# [WHAT THIS TASK INVOLVES]
Below are some records. Copy every line in them that holds "plain".

........

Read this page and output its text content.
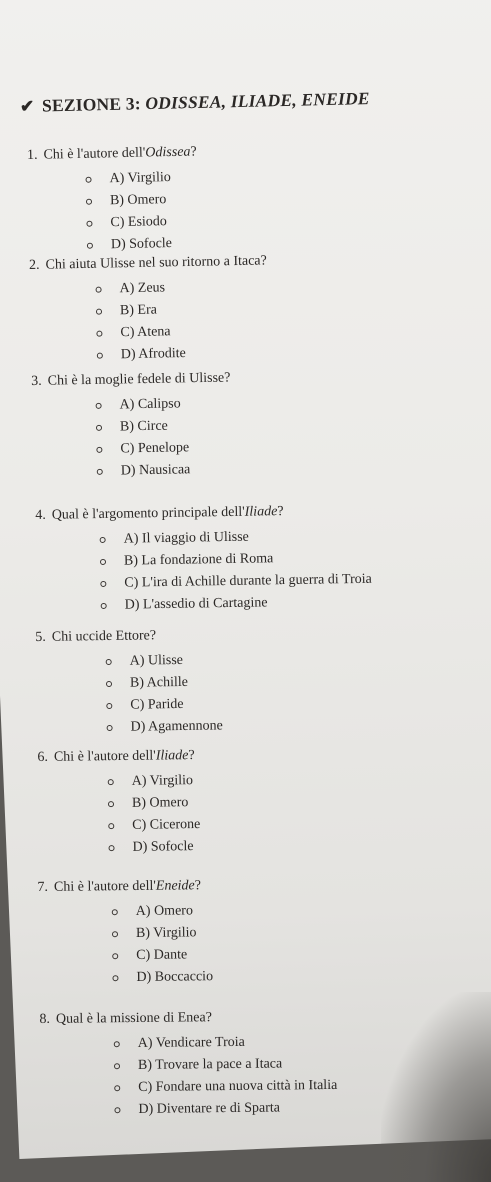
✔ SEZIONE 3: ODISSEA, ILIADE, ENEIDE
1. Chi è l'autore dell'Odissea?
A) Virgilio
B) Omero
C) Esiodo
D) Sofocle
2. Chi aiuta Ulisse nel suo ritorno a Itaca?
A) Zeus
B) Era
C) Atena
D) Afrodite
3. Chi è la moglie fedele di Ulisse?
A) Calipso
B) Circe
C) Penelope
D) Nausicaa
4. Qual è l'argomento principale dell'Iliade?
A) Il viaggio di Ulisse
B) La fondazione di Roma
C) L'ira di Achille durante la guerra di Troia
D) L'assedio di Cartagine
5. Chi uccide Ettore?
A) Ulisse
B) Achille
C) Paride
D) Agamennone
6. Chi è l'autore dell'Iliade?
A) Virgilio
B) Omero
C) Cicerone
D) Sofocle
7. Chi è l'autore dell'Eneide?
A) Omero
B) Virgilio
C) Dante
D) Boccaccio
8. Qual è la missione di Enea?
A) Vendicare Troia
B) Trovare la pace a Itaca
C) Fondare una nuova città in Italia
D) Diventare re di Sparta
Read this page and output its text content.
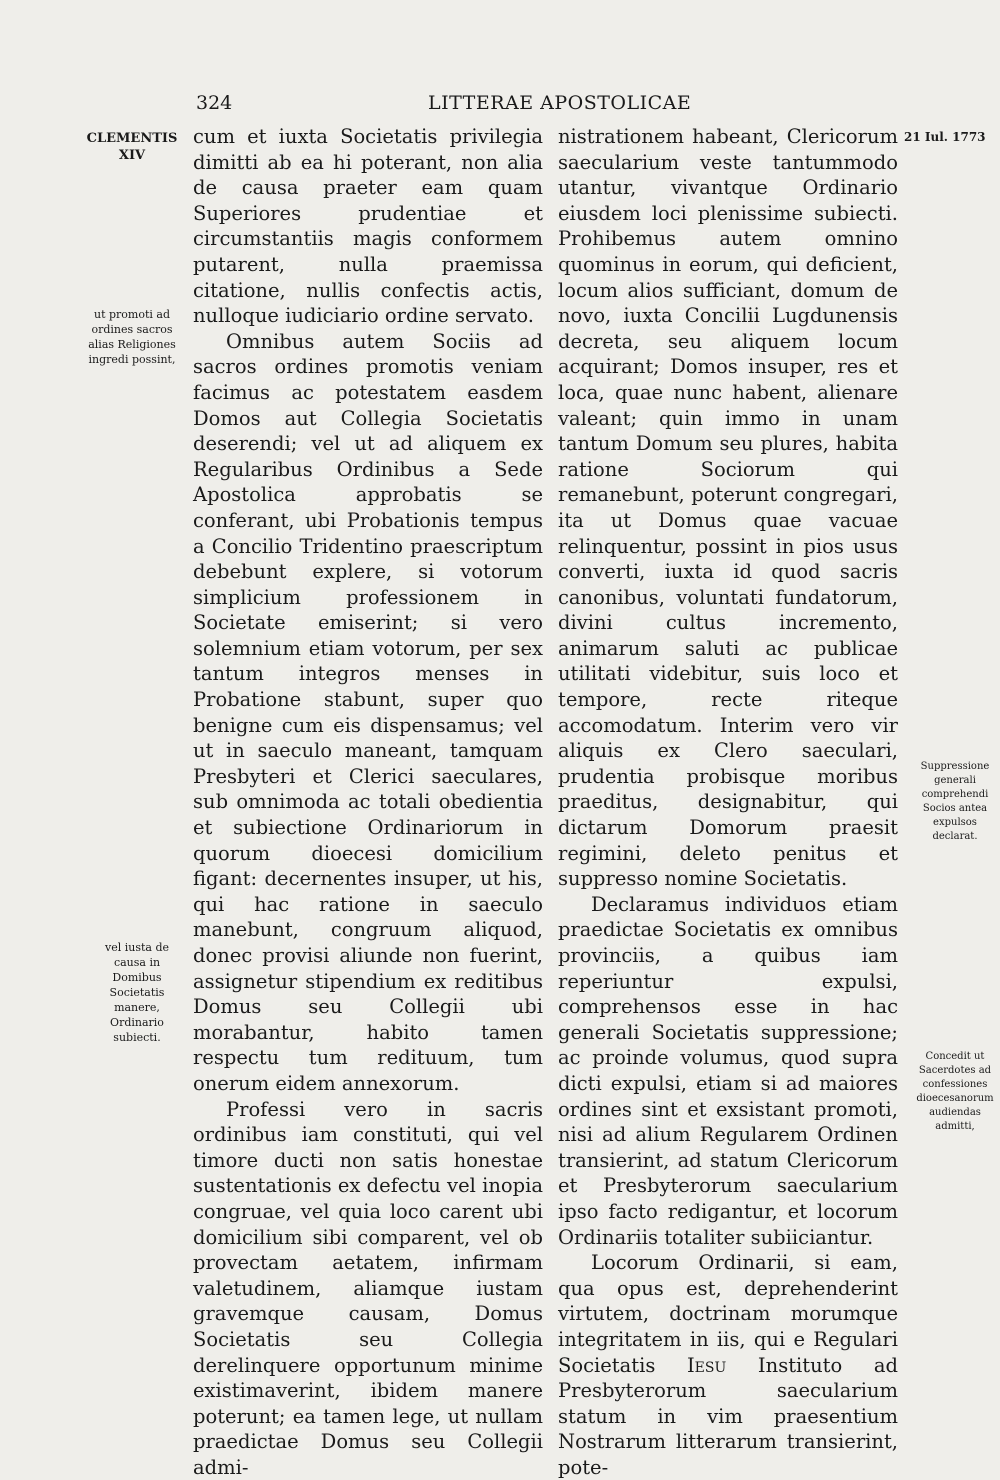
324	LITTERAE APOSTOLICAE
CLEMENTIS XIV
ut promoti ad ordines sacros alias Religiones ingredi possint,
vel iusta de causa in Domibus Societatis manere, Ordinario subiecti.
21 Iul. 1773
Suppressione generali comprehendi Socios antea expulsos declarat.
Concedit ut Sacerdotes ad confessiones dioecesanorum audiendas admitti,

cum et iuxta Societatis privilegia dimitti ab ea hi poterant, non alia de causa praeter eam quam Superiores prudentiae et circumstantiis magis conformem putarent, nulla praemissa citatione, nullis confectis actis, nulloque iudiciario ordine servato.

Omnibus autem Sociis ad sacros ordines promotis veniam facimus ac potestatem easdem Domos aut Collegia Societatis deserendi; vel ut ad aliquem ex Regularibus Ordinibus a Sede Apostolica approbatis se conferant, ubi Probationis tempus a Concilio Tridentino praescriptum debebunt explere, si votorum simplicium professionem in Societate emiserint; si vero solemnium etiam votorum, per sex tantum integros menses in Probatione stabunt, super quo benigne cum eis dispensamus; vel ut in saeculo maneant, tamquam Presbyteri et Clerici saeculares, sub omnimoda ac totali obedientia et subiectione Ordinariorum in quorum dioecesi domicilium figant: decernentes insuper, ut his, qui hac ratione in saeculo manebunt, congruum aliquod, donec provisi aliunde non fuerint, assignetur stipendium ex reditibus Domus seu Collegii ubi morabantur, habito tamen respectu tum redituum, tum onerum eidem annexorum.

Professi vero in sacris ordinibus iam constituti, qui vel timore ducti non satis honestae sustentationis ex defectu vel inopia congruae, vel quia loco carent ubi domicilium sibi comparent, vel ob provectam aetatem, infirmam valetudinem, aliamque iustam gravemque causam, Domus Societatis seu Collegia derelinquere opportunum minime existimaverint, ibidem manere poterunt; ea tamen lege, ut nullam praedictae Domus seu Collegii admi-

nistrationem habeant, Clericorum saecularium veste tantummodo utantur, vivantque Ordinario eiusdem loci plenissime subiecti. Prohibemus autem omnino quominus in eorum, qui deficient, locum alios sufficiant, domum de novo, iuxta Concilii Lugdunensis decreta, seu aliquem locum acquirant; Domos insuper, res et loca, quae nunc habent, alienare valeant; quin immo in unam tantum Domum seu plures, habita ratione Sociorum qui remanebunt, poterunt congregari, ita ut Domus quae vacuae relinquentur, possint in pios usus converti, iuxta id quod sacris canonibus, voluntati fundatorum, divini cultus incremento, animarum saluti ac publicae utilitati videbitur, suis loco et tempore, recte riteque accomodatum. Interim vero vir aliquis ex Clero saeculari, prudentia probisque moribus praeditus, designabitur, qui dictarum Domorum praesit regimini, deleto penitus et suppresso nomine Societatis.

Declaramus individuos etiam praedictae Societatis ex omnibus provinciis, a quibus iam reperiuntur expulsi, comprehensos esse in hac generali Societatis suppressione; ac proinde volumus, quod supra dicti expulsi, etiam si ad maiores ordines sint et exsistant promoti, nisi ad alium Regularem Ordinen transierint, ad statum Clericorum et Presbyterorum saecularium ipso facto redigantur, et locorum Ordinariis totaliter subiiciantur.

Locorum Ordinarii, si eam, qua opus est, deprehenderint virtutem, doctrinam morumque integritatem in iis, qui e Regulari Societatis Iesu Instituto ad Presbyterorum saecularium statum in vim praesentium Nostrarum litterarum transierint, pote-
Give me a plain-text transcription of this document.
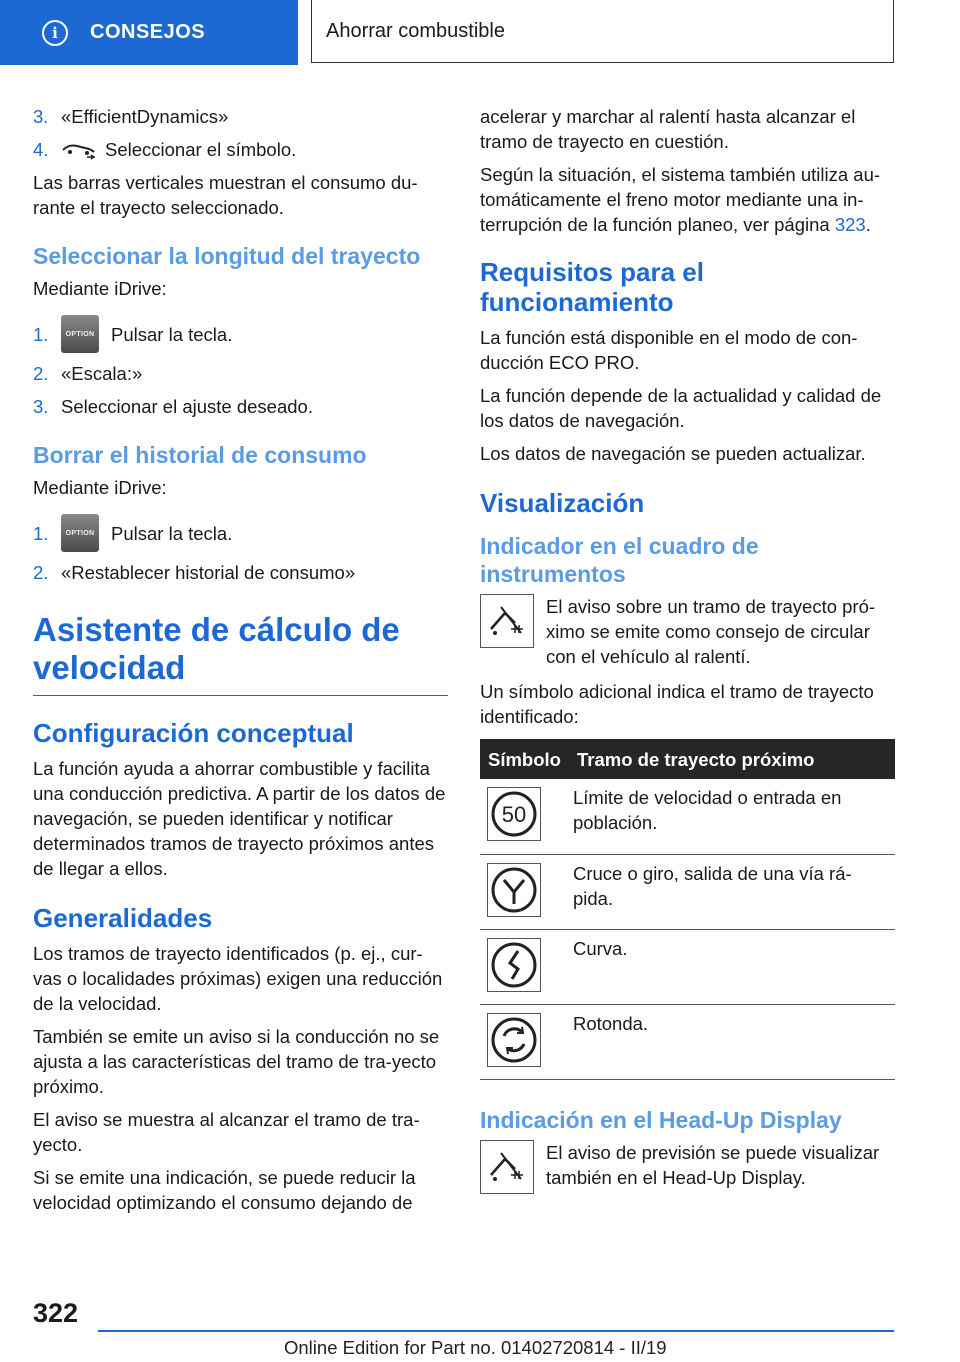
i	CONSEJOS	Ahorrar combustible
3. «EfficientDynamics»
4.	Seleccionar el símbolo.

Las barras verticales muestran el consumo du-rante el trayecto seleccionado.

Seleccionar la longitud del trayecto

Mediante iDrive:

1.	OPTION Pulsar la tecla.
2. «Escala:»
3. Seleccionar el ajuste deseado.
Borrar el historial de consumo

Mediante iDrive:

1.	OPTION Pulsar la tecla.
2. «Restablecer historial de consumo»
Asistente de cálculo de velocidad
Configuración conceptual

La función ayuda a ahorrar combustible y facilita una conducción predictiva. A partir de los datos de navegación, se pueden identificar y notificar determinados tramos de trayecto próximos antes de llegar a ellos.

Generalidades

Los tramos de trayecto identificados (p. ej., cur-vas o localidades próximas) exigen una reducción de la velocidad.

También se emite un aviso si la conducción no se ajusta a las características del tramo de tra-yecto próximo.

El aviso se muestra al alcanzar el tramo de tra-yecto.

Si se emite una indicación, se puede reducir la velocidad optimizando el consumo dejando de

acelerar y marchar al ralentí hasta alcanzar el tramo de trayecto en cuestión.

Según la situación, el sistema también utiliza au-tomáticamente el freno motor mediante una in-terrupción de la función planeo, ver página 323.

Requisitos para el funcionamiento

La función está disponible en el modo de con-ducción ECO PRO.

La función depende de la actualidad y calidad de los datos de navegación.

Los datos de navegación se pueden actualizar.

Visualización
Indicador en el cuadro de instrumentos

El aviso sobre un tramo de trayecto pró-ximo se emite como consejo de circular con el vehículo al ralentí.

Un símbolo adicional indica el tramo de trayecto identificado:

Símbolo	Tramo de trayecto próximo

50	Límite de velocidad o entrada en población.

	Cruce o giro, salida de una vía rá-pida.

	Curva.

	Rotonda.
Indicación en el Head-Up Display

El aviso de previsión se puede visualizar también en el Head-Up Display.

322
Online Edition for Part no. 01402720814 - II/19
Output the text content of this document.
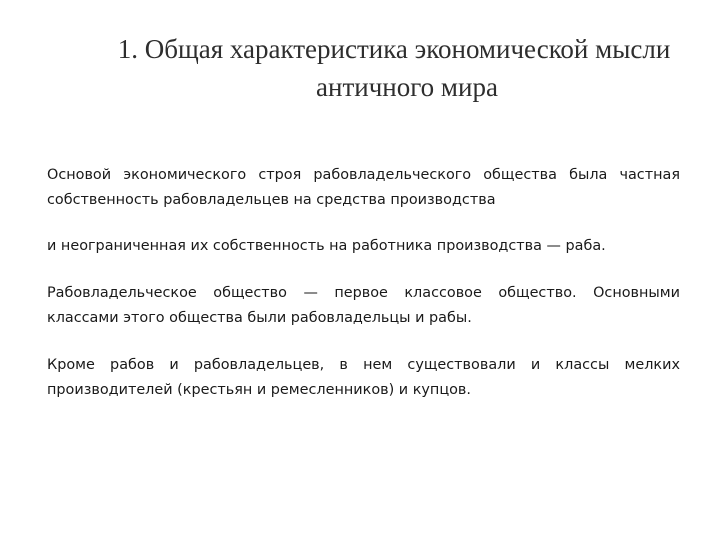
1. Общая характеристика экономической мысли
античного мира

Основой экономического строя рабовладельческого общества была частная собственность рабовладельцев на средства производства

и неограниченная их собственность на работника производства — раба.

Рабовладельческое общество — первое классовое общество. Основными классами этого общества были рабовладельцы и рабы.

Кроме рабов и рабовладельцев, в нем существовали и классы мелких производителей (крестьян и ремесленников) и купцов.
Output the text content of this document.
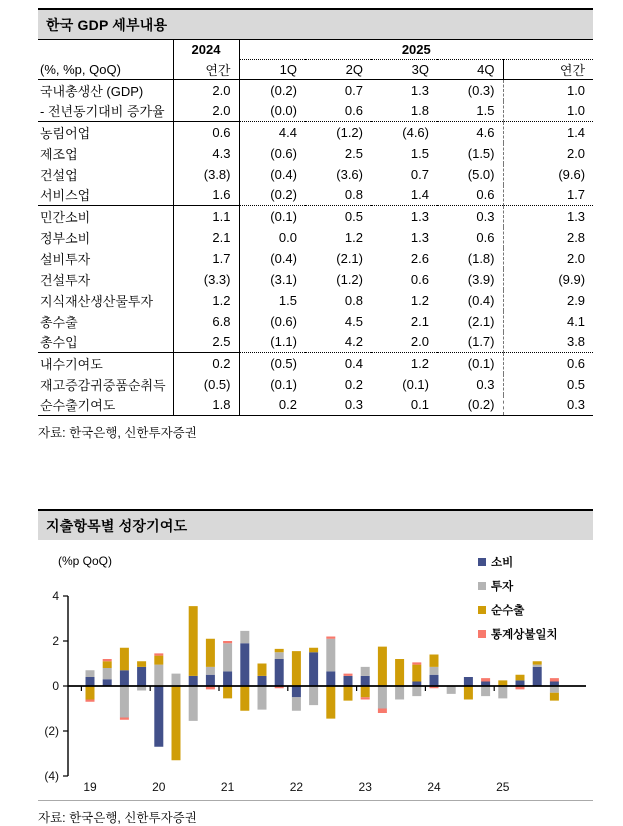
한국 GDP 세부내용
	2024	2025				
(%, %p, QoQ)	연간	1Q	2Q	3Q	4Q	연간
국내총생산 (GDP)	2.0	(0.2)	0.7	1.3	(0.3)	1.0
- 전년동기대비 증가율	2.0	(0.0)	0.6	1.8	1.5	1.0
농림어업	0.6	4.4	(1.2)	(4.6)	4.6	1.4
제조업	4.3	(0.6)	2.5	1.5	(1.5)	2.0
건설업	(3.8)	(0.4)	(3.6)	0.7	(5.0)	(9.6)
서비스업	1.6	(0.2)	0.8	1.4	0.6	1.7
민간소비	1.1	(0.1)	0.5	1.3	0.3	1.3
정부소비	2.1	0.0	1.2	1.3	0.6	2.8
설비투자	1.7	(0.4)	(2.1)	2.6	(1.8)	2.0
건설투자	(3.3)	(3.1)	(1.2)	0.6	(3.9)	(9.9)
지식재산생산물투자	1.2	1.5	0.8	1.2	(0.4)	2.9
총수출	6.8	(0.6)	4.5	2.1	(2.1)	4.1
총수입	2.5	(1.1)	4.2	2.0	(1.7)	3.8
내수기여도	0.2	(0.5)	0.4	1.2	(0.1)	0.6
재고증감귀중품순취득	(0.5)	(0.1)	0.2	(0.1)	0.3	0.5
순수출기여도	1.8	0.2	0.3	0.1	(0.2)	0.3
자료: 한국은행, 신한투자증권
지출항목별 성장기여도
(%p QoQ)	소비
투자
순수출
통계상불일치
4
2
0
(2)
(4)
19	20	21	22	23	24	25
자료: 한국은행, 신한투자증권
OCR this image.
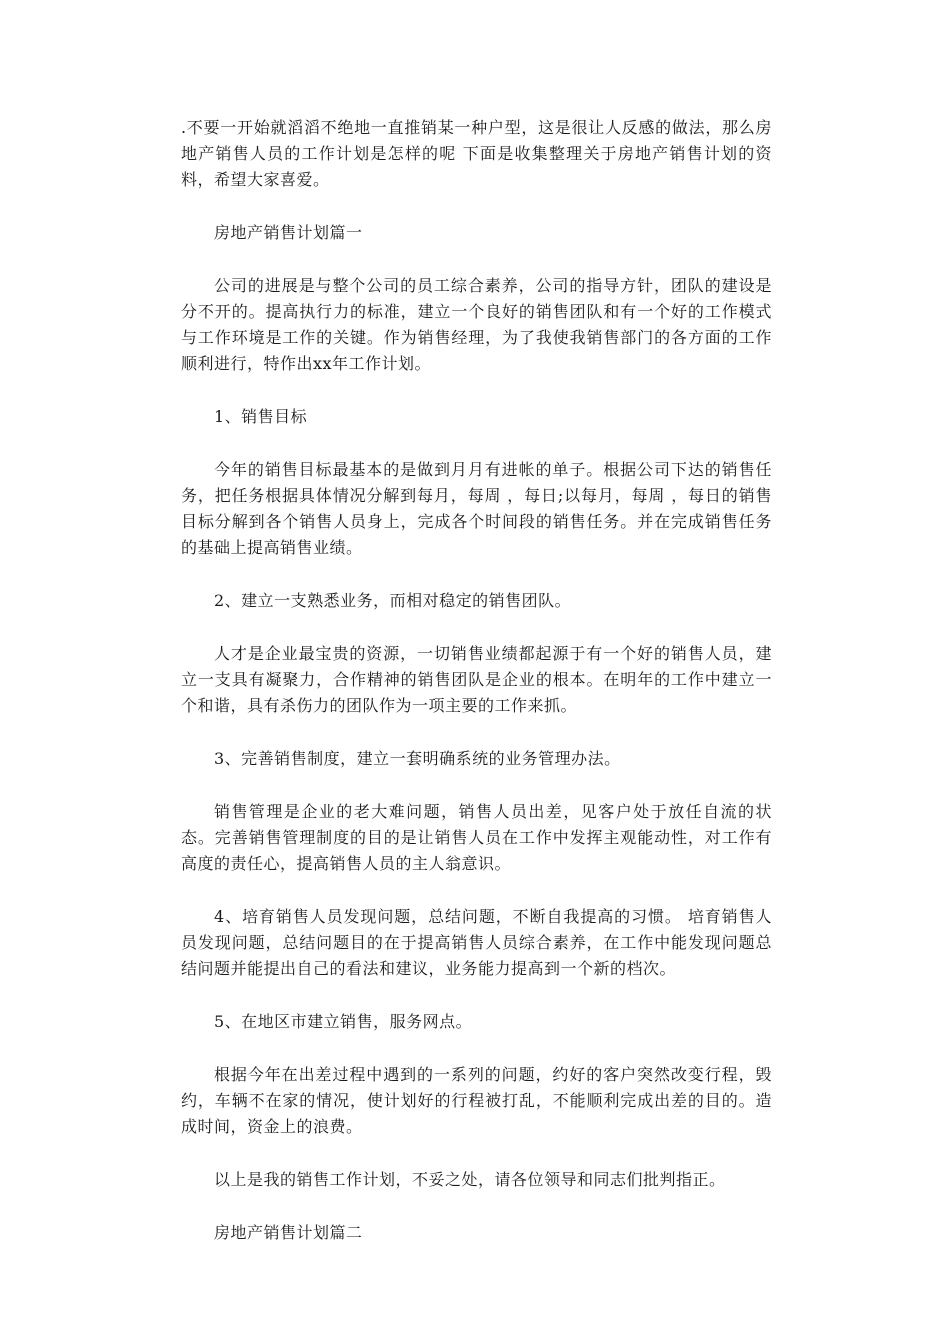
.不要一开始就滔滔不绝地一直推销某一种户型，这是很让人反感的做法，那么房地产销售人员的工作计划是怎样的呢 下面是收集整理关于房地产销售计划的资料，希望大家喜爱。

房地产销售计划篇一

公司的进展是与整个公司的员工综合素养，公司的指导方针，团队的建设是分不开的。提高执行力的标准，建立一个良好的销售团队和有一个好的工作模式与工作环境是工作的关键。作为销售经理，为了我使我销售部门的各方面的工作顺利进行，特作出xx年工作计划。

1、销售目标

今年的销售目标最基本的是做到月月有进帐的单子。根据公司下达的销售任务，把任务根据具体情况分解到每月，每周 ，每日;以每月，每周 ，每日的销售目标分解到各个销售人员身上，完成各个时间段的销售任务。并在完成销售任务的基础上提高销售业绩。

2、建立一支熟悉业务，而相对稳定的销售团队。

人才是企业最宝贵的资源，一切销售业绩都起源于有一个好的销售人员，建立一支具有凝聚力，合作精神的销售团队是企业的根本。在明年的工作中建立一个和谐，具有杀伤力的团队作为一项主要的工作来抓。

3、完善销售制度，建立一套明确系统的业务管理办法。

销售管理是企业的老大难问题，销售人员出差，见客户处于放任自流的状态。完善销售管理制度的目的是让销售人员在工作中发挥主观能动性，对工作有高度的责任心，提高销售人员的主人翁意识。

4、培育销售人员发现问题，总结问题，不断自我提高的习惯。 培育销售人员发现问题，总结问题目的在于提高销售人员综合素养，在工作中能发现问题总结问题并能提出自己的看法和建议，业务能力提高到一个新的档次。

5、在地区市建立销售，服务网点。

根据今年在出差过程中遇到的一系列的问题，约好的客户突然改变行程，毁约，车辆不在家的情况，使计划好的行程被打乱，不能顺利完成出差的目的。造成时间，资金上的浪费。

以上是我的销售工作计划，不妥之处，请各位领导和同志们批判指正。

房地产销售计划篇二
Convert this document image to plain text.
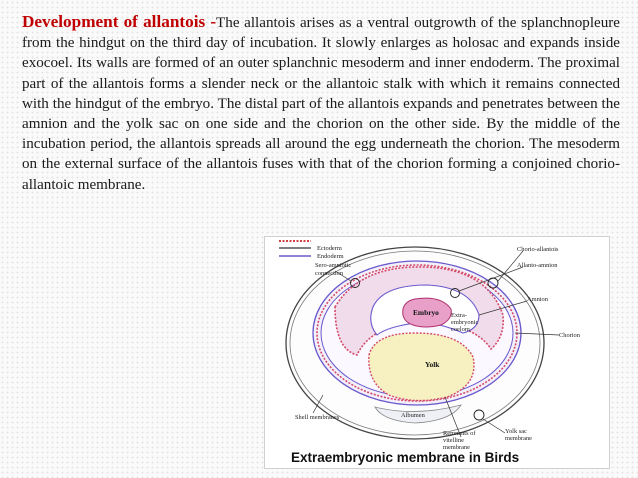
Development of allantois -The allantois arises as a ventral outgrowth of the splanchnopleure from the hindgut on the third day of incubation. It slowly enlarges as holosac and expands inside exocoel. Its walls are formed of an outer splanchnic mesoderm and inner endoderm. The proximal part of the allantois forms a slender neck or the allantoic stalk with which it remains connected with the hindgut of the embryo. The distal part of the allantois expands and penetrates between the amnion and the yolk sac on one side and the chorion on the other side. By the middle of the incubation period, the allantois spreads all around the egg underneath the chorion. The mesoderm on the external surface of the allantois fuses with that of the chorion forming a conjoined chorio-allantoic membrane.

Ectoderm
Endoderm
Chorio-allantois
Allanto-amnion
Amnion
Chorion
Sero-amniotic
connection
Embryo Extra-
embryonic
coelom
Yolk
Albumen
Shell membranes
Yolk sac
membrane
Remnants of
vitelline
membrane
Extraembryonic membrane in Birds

........

# [RESULT]
Give me a plain-text transcription of this document.
Convert this document image to plain text.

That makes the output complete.